■ Provided text:
·····

On Thursday I attended a Public meeting on the Waitakere Family Court changes. A committed mix of people were there to express their concerns – family violence organisations, the PSA, Community Waitakere, the Waitakere Law Service, Family Lawyers (even a couple who are National Party supporters/ members), local body representatives and other genuinely concerned members of the public. Following that meeting myself and fellow West Auckland colleague Phil Twyford have discussed this issue further with key stakeholders. We do have to wonder – where are the West Auckland Government MPs on this issue (keep in mind there are five of them – John Key, Paula Bennett, Tim Grosser, Pita Sharples and Tau Henare)?
Some have said that what is proposed in the discussion document (link below) seems harmless….well that would be because the implications of the changes aren’t spelt out. Those who actively engage with the Waitakere Family Court, have more of an insight in to what the changes will mean.
Based on the meeting I attended – I’m going to try to outline the situation and the main points of concern.
There are four overarching concerns:
- short term cost saving at the expense of justice
- Failure to adequately consult
- Failure to consider the impact on the local community and the quality of service (the West is being shafted)
- Vulnerable members of society (victims of domestic violence, children, elderly) are being deprived access to justice
What is currently in place?
Waitakere Family and Civil Courts are stand alone entities. They have their own staff and internal management and operate independently. Waitakere Family Court is the fourth largest in the country (there is a demand out west) and one of the most efficient (Auckland is one of the least). In 2010 the Waitakere Family Court processed 5341 applications with one full time judge and in the same time the Auckland courts managed around 6650 applications.
What is being proposed?
That selected staff and court functions from Northshore and Waitakere Courts be centralised to the Auckland District Court. That Waitakere and Northshore maintain counter services and ‘short cause’ fixtures (i.e. under one day) but that files be stored and case management be conducted and ‘long cause’ fixtures be heard, at Auckland.
Fewer court managers and employees along with jobs being transferred to the CBD will inevitably result in job losses. An integral part of the success that Waitakere Court has had, was based on the strong working relationship between court staff, lawyers and clients – this will be lost. A lot of the local knowledge and community relationships that exists within the Waitakere Family Court will be strained if services are crammed in the Auckland City. Community organisations rely on these existing relationships to deliver customised support to individuals and families. The other issue sighted is that time will inevitably be wasted due to the transferring of files from location to location. Waitakere stands to lose the benefit of immediate access to justice.

·····

■ Material shown:
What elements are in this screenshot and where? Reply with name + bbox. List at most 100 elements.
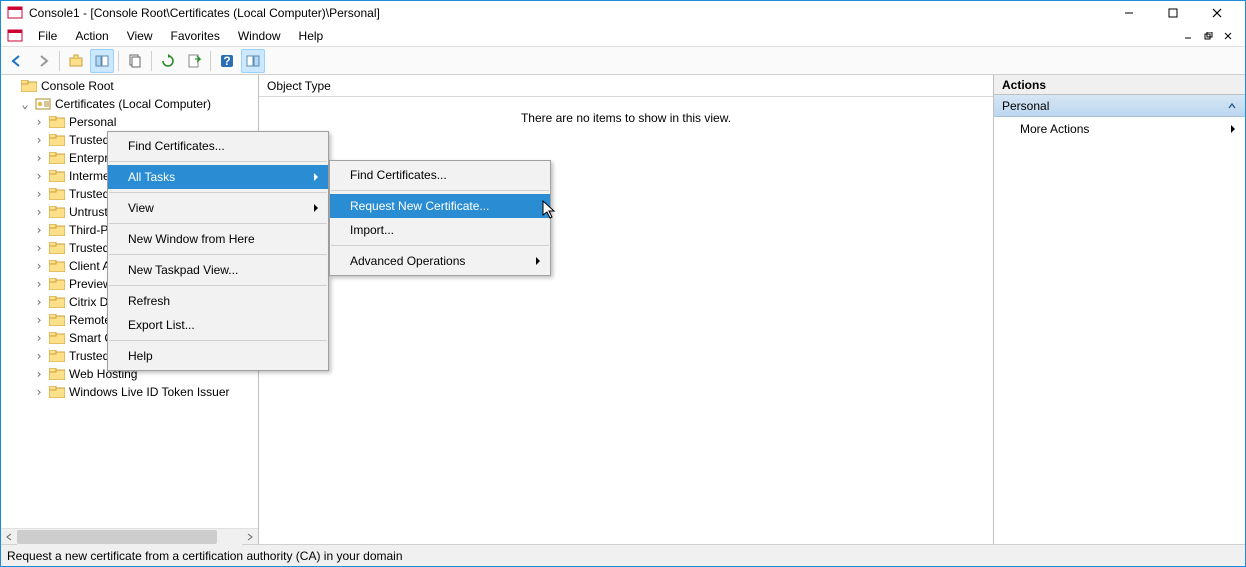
show-hide-tree-button[interactable] (90, 49, 114, 73)
menu-file[interactable]: File (29, 27, 66, 45)
menu-window[interactable]: Window (229, 27, 290, 45)
disclosure-closed-icon[interactable]: › (33, 169, 45, 183)
disclosure-closed-icon[interactable]: › (33, 241, 45, 255)
column-header[interactable]: Object Type (259, 75, 993, 97)
disclosure-closed-icon[interactable]: › (33, 313, 45, 327)
ctx-new-taskpad[interactable]: New Taskpad View... (108, 258, 328, 282)
ctx-view[interactable]: View (108, 196, 328, 220)
empty-message: There are no items to show in this view. (521, 111, 731, 544)
window-title: Console1 - [Console Root\Certificates (L… (29, 6, 1107, 20)
actions-pane: Actions Personal More Actions (994, 75, 1245, 544)
close-button[interactable] (1195, 2, 1239, 24)
show-hide-action-pane-button[interactable] (241, 49, 265, 73)
tree-item[interactable]: ›Personal (5, 113, 258, 131)
folder-icon (49, 170, 65, 182)
actions-category[interactable]: Personal (994, 95, 1245, 117)
mdi-close-button[interactable] (1219, 28, 1237, 44)
mdi-restore-button[interactable] (1199, 28, 1217, 44)
tree-label: Enterpr (69, 151, 108, 165)
tree-label: Trusted (69, 241, 109, 255)
disclosure-closed-icon[interactable]: › (33, 385, 45, 399)
disclosure-closed-icon[interactable]: › (33, 115, 45, 129)
folder-icon (49, 386, 65, 398)
ctx-new-window[interactable]: New Window from Here (108, 227, 328, 251)
ctx-sub-find-certificates[interactable]: Find Certificates... (330, 163, 550, 187)
ctx-help[interactable]: Help (108, 344, 328, 368)
disclosure-closed-icon[interactable]: › (33, 277, 45, 291)
nav-forward-button[interactable] (31, 49, 55, 73)
mdi-minimize-button[interactable] (1179, 28, 1197, 44)
ctx-separator (109, 192, 327, 193)
folder-icon (49, 134, 65, 146)
context-menu: Find Certificates... All Tasks View New … (107, 131, 329, 371)
help-button[interactable]: ? (215, 49, 239, 73)
tree-label: Citrix D (69, 295, 108, 309)
ctx-sub-request-new-certificate[interactable]: Request New Certificate... (330, 194, 550, 218)
mmc-app-icon (7, 5, 23, 21)
disclosure-closed-icon[interactable]: › (33, 151, 45, 165)
submenu-arrow-icon (312, 203, 320, 213)
ctx-label: Export List... (128, 318, 195, 332)
mmc-window: Console1 - [Console Root\Certificates (L… (0, 0, 1246, 567)
folder-icon (49, 116, 65, 128)
menu-action[interactable]: Action (66, 27, 117, 45)
disclosure-closed-icon[interactable]: › (33, 133, 45, 147)
submenu-arrow-icon (1229, 124, 1237, 134)
scroll-thumb[interactable] (17, 530, 217, 544)
menubar: File Action View Favorites Window Help (1, 25, 1245, 47)
ctx-sub-import[interactable]: Import... (330, 218, 550, 242)
scroll-left-button[interactable] (1, 529, 17, 545)
ctx-separator (109, 285, 327, 286)
disclosure-closed-icon[interactable]: › (33, 223, 45, 237)
disclosure-closed-icon[interactable]: › (33, 295, 45, 309)
ctx-find-certificates[interactable]: Find Certificates... (108, 134, 328, 158)
actions-header: Actions (994, 75, 1245, 95)
ctx-all-tasks[interactable]: All Tasks (108, 165, 328, 189)
ctx-separator (331, 190, 549, 191)
ctx-label: Refresh (128, 294, 170, 308)
tree-label: Trusted (69, 187, 109, 201)
refresh-button[interactable] (156, 49, 180, 73)
tree-item[interactable]: › Windows Live ID Token Issuer (5, 383, 258, 401)
tree-label: Third-P (69, 223, 108, 237)
disclosure-closed-icon[interactable]: › (33, 187, 45, 201)
scroll-track[interactable] (17, 529, 242, 545)
menu-view[interactable]: View (118, 27, 162, 45)
disclosure-closed-icon[interactable]: › (33, 259, 45, 273)
ctx-separator (109, 161, 327, 162)
disclosure-closed-icon[interactable]: › (33, 367, 45, 381)
tree-root[interactable]: Console Root (5, 77, 258, 95)
folder-icon (49, 260, 65, 272)
ctx-label: Help (128, 349, 153, 363)
nav-back-button[interactable] (5, 49, 29, 73)
maximize-button[interactable] (1151, 2, 1195, 24)
folder-icon (49, 224, 65, 236)
tree-label: Console Root (41, 79, 114, 93)
scroll-right-button[interactable] (242, 529, 258, 545)
menu-favorites[interactable]: Favorites (162, 27, 229, 45)
toolbar-sep (151, 51, 152, 71)
folder-icon (49, 242, 65, 254)
ctx-refresh[interactable]: Refresh (108, 289, 328, 313)
ctx-sub-advanced-operations[interactable]: Advanced Operations (330, 249, 550, 273)
up-button[interactable] (64, 49, 88, 73)
tree-label: Windows Live ID Token Issuer (69, 385, 230, 399)
copy-button[interactable] (123, 49, 147, 73)
menu-help[interactable]: Help (290, 27, 333, 45)
disclosure-open-icon[interactable]: ⌄ (19, 97, 31, 111)
ctx-export-list[interactable]: Export List... (108, 313, 328, 337)
tree-certs[interactable]: ⌄ Certificates (Local Computer) (5, 95, 258, 113)
actions-more[interactable]: More Actions (994, 117, 1245, 141)
ctx-label: Find Certificates... (128, 139, 225, 153)
minimize-button[interactable] (1107, 2, 1151, 24)
certificate-store-icon (35, 98, 51, 110)
disclosure-closed-icon[interactable]: › (33, 349, 45, 363)
ctx-separator (109, 254, 327, 255)
disclosure-closed-icon[interactable]: › (33, 205, 45, 219)
ctx-label: Find Certificates... (350, 168, 447, 182)
export-list-button[interactable] (182, 49, 206, 73)
ctx-label: Request New Certificate... (350, 199, 489, 213)
disclosure-closed-icon[interactable]: › (33, 331, 45, 345)
svg-text:?: ? (223, 54, 230, 68)
tree-hscrollbar[interactable] (1, 528, 258, 544)
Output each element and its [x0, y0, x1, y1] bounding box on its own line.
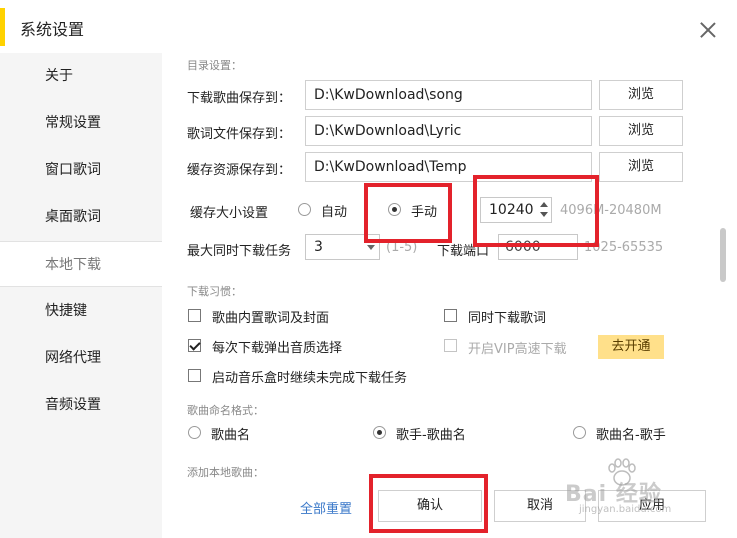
song-path-browse-button[interactable]: 浏览 — [599, 80, 683, 110]
cache-size-label: 缓存大小设置 — [190, 206, 269, 221]
cache-auto-radio[interactable] — [298, 203, 311, 216]
watermark-url: jingyan.baidu.com — [579, 504, 672, 515]
download-lyrics-checkbox[interactable] — [444, 309, 457, 322]
naming-section-label: 歌曲命名格式： — [187, 404, 264, 417]
naming-song-artist-label: 歌曲名-歌手 — [596, 428, 666, 443]
sidebar-item-shortcuts[interactable]: 快捷键 — [0, 288, 162, 334]
cache-path-label: 缓存资源保存到： — [187, 163, 292, 178]
sidebar-item-proxy[interactable]: 网络代理 — [0, 335, 162, 381]
lyric-path-browse-button[interactable]: 浏览 — [599, 116, 683, 146]
annotation-box-manual — [364, 183, 452, 243]
max-tasks-label: 最大同时下载任务 — [187, 244, 292, 259]
close-icon[interactable] — [694, 16, 722, 44]
vip-speed-checkbox[interactable] — [444, 339, 457, 352]
sidebar-item-local-download[interactable]: 本地下载 — [0, 241, 162, 287]
quality-popup-checkbox[interactable] — [188, 339, 201, 352]
habits-section-label: 下载习惯： — [187, 285, 242, 298]
naming-artist-song-label: 歌手-歌曲名 — [396, 428, 466, 443]
sidebar: 关于 常规设置 窗口歌词 桌面歌词 本地下载 快捷键 网络代理 音频设置 — [0, 53, 162, 538]
add-local-section-label: 添加本地歌曲： — [187, 466, 264, 479]
window-title: 系统设置 — [20, 20, 85, 39]
vip-speed-label: 开启VIP高速下载 — [468, 342, 567, 357]
sidebar-item-window-lyrics[interactable]: 窗口歌词 — [0, 147, 162, 193]
naming-song-artist-radio[interactable] — [573, 426, 586, 439]
reset-all-link[interactable]: 全部重置 — [300, 498, 352, 517]
lyric-path-label: 歌词文件保存到： — [187, 127, 292, 142]
max-tasks-value: 3 — [314, 239, 323, 255]
chevron-down-icon — [367, 245, 375, 250]
download-lyrics-label: 同时下载歌词 — [468, 311, 547, 326]
sidebar-item-general[interactable]: 常规设置 — [0, 100, 162, 146]
sidebar-item-about[interactable]: 关于 — [0, 53, 162, 99]
sidebar-item-desktop-lyrics[interactable]: 桌面歌词 — [0, 194, 162, 240]
embed-lyrics-label: 歌曲内置歌词及封面 — [212, 311, 330, 326]
quality-popup-label: 每次下载弹出音质选择 — [212, 341, 343, 356]
cache-path-browse-button[interactable]: 浏览 — [599, 152, 683, 182]
cache-auto-label: 自动 — [321, 205, 348, 220]
naming-artist-song-radio[interactable] — [373, 426, 386, 439]
lyric-path-field[interactable]: D:\KwDownload\Lyric — [305, 116, 592, 146]
baidu-watermark: Bai 经验 jingyan.baidu.com — [565, 460, 733, 520]
resume-tasks-checkbox[interactable] — [188, 369, 201, 382]
title-accent-bar — [0, 8, 5, 46]
title-bar: 系统设置 — [0, 0, 737, 53]
vip-activate-button[interactable]: 去开通 — [598, 335, 664, 359]
embed-lyrics-checkbox[interactable] — [188, 309, 201, 322]
directory-section-label: 目录设置： — [187, 59, 242, 72]
sidebar-item-audio[interactable]: 音频设置 — [0, 382, 162, 428]
song-path-field[interactable]: D:\KwDownload\song — [305, 80, 592, 110]
scrollbar-thumb[interactable] — [720, 228, 726, 282]
resume-tasks-label: 启动音乐盒时继续未完成下载任务 — [212, 371, 408, 386]
annotation-box-confirm — [369, 474, 488, 533]
annotation-box-cache-size — [473, 175, 599, 247]
naming-song-label: 歌曲名 — [211, 428, 251, 443]
song-path-label: 下载歌曲保存到： — [187, 91, 292, 106]
naming-song-radio[interactable] — [188, 426, 201, 439]
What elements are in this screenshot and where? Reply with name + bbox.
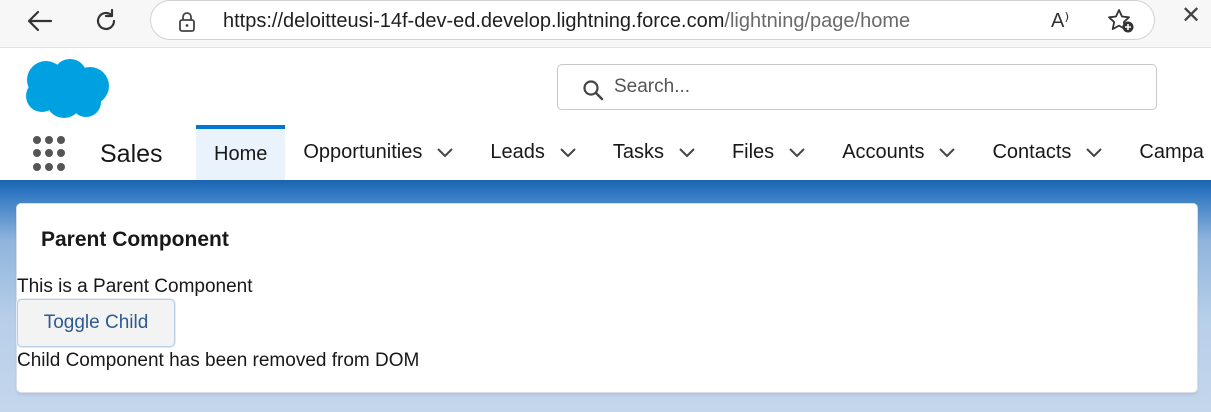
tab-campaigns[interactable]: Campa bbox=[1121, 125, 1203, 180]
tab-tasks[interactable]: Tasks bbox=[595, 125, 714, 180]
app-header: Sales Home Opportunities Leads Tasks Fil… bbox=[0, 48, 1211, 180]
tab-accounts[interactable]: Accounts bbox=[824, 125, 974, 180]
chevron-down-icon[interactable] bbox=[436, 147, 454, 159]
chevron-down-icon[interactable] bbox=[788, 147, 806, 159]
tab-label: Home bbox=[214, 143, 268, 165]
lock-icon bbox=[179, 12, 195, 32]
tab-contacts[interactable]: Contacts bbox=[974, 125, 1121, 180]
chevron-down-icon[interactable] bbox=[1085, 147, 1103, 159]
chevron-down-icon[interactable] bbox=[678, 147, 696, 159]
salesforce-logo-icon bbox=[26, 59, 109, 118]
url-host: https://deloitteusi-14f-dev-ed.develop.l… bbox=[223, 10, 725, 32]
search-icon bbox=[583, 80, 604, 101]
chevron-down-icon[interactable] bbox=[938, 147, 956, 159]
tab-label: Files bbox=[731, 141, 775, 163]
app-launcher-icon[interactable] bbox=[33, 136, 69, 172]
reload-icon bbox=[96, 8, 116, 30]
parent-component-card: Parent Component This is a Parent Compon… bbox=[16, 203, 1198, 393]
app-name: Sales bbox=[100, 140, 163, 168]
status-message: Child Component has been removed from DO… bbox=[17, 350, 420, 371]
global-search[interactable] bbox=[557, 64, 1157, 110]
nav-tabs: Home Opportunities Leads Tasks Files Acc… bbox=[196, 125, 1204, 180]
url-path: /lightning/page/home bbox=[724, 10, 911, 32]
tab-label: Tasks bbox=[612, 141, 664, 163]
tab-label: Opportunities bbox=[303, 141, 423, 163]
toggle-child-button[interactable]: Toggle Child bbox=[17, 299, 175, 347]
tab-label: Campa bbox=[1139, 141, 1204, 163]
chevron-down-icon[interactable] bbox=[559, 147, 577, 159]
browser-toolbar: https://deloitteusi-14f-dev-ed.develop.l… bbox=[0, 0, 1211, 48]
tab-label: Accounts bbox=[842, 141, 925, 163]
favorite-add-icon[interactable] bbox=[1106, 7, 1136, 35]
reload-button[interactable] bbox=[88, 6, 124, 36]
close-icon: ✕ bbox=[1181, 2, 1202, 29]
tab-label: Leads bbox=[490, 141, 545, 163]
arrow-left-icon bbox=[27, 10, 53, 32]
tab-files[interactable]: Files bbox=[714, 125, 824, 180]
address-bar[interactable]: https://deloitteusi-14f-dev-ed.develop.l… bbox=[150, 0, 1155, 40]
tab-home[interactable]: Home bbox=[196, 125, 286, 180]
read-aloud-icon[interactable]: A⁾ bbox=[1051, 8, 1069, 33]
search-input[interactable] bbox=[614, 73, 1134, 101]
tab-opportunities[interactable]: Opportunities bbox=[285, 125, 472, 180]
back-button[interactable] bbox=[22, 6, 58, 36]
card-title: Parent Component bbox=[41, 228, 229, 251]
tab-leads[interactable]: Leads bbox=[472, 125, 595, 180]
tab-label: Contacts bbox=[992, 141, 1072, 163]
card-description: This is a Parent Component bbox=[17, 276, 253, 297]
url-text: https://deloitteusi-14f-dev-ed.develop.l… bbox=[223, 10, 910, 33]
close-window-button[interactable]: ✕ bbox=[1177, 4, 1205, 40]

·····

■ Given exercise:
Write the next part of the text on the Waitakere Family Court changes, beginning right after its last sentence. The records play no part in what follows.

■ Response:
Why is the Government making these changes?
They’ve cited ‘budget blowout’ as the reason why changes have to be made. One of the lawyers at the meeting referred to the following as the reason why there has been a budget blow out in Justice/ courts:
- 1995 Domestic Violence Act resulted in increased workload
- The last Government (labour) made it easier for Women and Children to access justice (not a bad thing but increased workloads)
- Introduction of the, Care of Children Act 2005, resulted in children having a say in court (not a bad thing but it also increased the workloads)
- Legislative changes meant that there were provisions for courts to direct parties on to counselling or mediation (this increased their workload)
- The current state of the economy has meant that family lawyers are being kept busy. When times are tough a family lawyer won’t go without work (family interventions over separation, domestic violence, drug and alcohol abuse)
Other important points made at the meeting:
- There is room for a review of the family courts
- Decisions like this make people question the Governments so called priority of ‘protecting children’
- If there is that much space at Auckland, then why can’t Waitakere just move all of their dead files there and keep all of their live files in Waitakere
- Labour focused on access to justice – National focusses on short term cost cutting, which will have long term social costs (and these equate to ‘$’ costs)
- The proposed changes to court services alongside other National Government changes such as changes to legal aid, are all depriving people of their right to access justice
- The key question should have been – how does this effect those who need to access justice? But the Ministry haven’t asked this question when considering the changes
- The Government is again steamrolling through their changes – reminiscent of the Supercity Legislation…no consultation and the West stands to lose.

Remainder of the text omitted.